(Entries from a dataset)
--- Start ---

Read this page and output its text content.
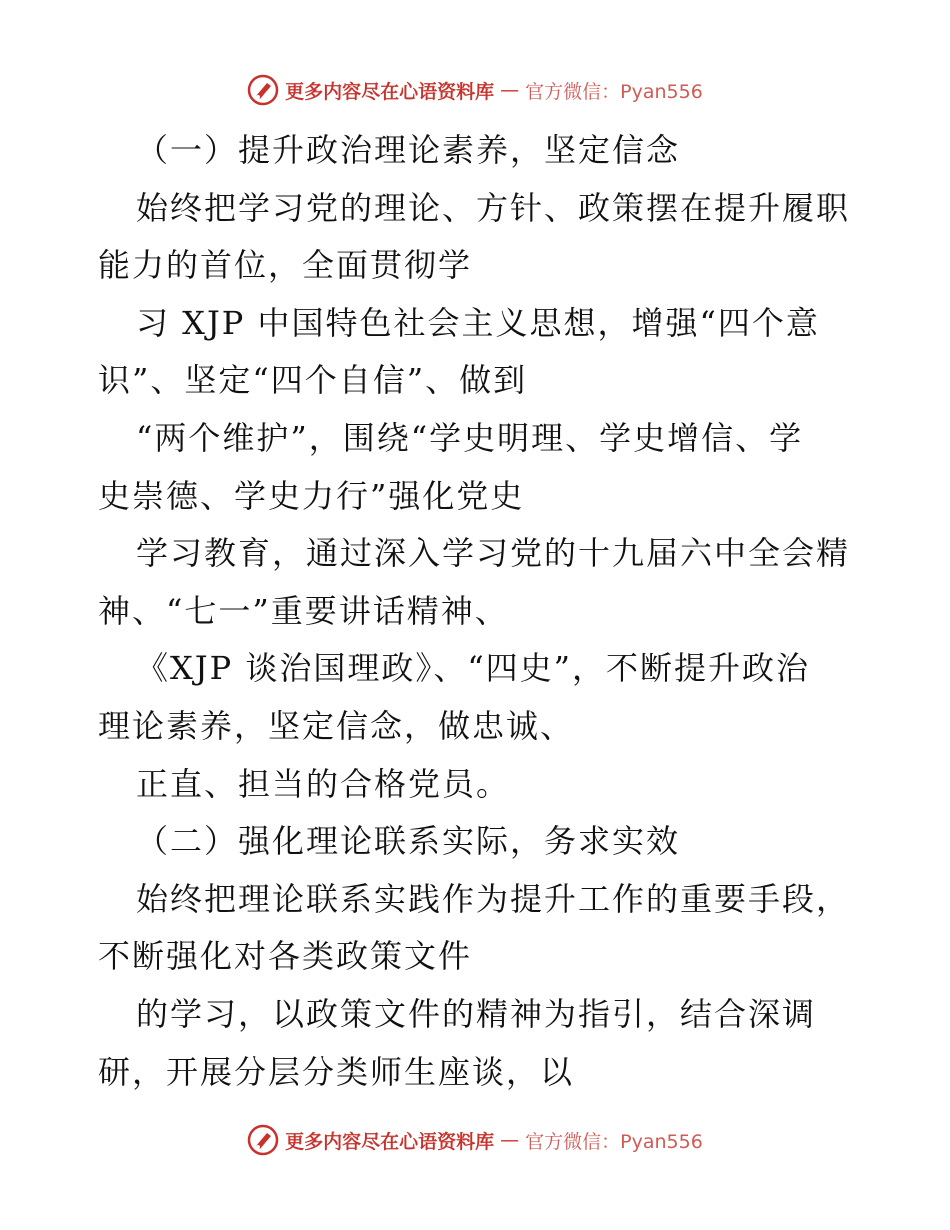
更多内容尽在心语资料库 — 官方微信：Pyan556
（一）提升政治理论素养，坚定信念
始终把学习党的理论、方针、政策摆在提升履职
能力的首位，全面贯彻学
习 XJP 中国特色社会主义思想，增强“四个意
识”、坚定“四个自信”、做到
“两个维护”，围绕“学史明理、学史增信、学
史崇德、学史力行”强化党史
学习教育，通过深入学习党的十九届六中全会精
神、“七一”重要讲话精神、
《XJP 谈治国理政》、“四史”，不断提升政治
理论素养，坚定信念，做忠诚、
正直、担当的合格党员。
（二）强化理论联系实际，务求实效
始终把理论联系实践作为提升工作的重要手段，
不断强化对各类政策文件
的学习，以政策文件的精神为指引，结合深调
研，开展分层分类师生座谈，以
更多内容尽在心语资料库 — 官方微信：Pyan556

--- End ---

TASK GOAL: Take the listing above and restate it word for word, without its pictures.

SOLUTION TO THE PROBLEM:
Read this page and output its text content.
更多内容尽在心语资料库 — 官方微信：Pyan556
（一）提升政治理论素养，坚定信念
始终把学习党的理论、方针、政策摆在提升履职
能力的首位，全面贯彻学
习 XJP 中国特色社会主义思想，增强“四个意
识”、坚定“四个自信”、做到
“两个维护”，围绕“学史明理、学史增信、学
史崇德、学史力行”强化党史
学习教育，通过深入学习党的十九届六中全会精
神、“七一”重要讲话精神、
《XJP 谈治国理政》、“四史”，不断提升政治
理论素养，坚定信念，做忠诚、
正直、担当的合格党员。
（二）强化理论联系实际，务求实效
始终把理论联系实践作为提升工作的重要手段，
不断强化对各类政策文件
的学习，以政策文件的精神为指引，结合深调
研，开展分层分类师生座谈，以
更多内容尽在心语资料库 — 官方微信：Pyan556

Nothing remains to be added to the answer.